*Exercise instructions*: Set the following entries down again exactly, line by line.

########

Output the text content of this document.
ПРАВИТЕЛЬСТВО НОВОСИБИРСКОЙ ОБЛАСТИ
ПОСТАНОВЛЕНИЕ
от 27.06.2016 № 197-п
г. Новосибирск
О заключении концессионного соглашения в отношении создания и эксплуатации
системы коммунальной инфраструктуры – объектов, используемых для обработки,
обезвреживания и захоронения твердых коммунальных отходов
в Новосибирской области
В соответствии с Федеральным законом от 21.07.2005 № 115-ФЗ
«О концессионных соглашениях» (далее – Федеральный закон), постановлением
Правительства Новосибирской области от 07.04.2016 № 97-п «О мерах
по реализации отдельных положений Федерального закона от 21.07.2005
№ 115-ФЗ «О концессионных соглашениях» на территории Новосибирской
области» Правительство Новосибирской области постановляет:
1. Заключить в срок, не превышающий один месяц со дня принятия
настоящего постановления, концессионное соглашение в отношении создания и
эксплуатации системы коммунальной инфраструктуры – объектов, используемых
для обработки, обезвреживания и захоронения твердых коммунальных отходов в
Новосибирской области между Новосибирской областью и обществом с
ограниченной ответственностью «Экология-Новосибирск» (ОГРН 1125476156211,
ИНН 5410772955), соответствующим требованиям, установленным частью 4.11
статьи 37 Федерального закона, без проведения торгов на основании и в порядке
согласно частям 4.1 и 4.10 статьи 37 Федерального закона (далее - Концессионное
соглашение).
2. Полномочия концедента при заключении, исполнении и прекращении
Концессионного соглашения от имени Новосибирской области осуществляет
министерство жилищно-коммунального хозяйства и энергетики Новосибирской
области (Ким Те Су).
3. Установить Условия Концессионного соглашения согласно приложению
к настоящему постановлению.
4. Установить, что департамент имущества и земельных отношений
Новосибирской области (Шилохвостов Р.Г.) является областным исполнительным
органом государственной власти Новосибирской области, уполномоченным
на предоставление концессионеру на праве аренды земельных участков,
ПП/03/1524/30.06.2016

########

*Solved problem*:
Output the text content of this document.
ПРАВИТЕЛЬСТВО НОВОСИБИРСКОЙ ОБЛАСТИ
ПОСТАНОВЛЕНИЕ
от 27.06.2016 № 197-п
г. Новосибирск
О заключении концессионного соглашения в отношении создания и эксплуатации
системы коммунальной инфраструктуры – объектов, используемых для обработки,
обезвреживания и захоронения твердых коммунальных отходов
в Новосибирской области
В соответствии с Федеральным законом от 21.07.2005 № 115-ФЗ
«О концессионных соглашениях» (далее – Федеральный закон), постановлением
Правительства Новосибирской области от 07.04.2016 № 97-п «О мерах
по реализации отдельных положений Федерального закона от 21.07.2005
№ 115-ФЗ «О концессионных соглашениях» на территории Новосибирской
области» Правительство Новосибирской области постановляет:
1. Заключить в срок, не превышающий один месяц со дня принятия
настоящего постановления, концессионное соглашение в отношении создания и
эксплуатации системы коммунальной инфраструктуры – объектов, используемых
для обработки, обезвреживания и захоронения твердых коммунальных отходов в
Новосибирской области между Новосибирской областью и обществом с
ограниченной ответственностью «Экология-Новосибирск» (ОГРН 1125476156211,
ИНН 5410772955), соответствующим требованиям, установленным частью 4.11
статьи 37 Федерального закона, без проведения торгов на основании и в порядке
согласно частям 4.1 и 4.10 статьи 37 Федерального закона (далее - Концессионное
соглашение).
2. Полномочия концедента при заключении, исполнении и прекращении
Концессионного соглашения от имени Новосибирской области осуществляет
министерство жилищно-коммунального хозяйства и энергетики Новосибирской
области (Ким Те Су).
3. Установить Условия Концессионного соглашения согласно приложению
к настоящему постановлению.
4. Установить, что департамент имущества и земельных отношений
Новосибирской области (Шилохвостов Р.Г.) является областным исполнительным
органом государственной власти Новосибирской области, уполномоченным
на предоставление концессионеру на праве аренды земельных участков,
ПП/03/1524/30.06.2016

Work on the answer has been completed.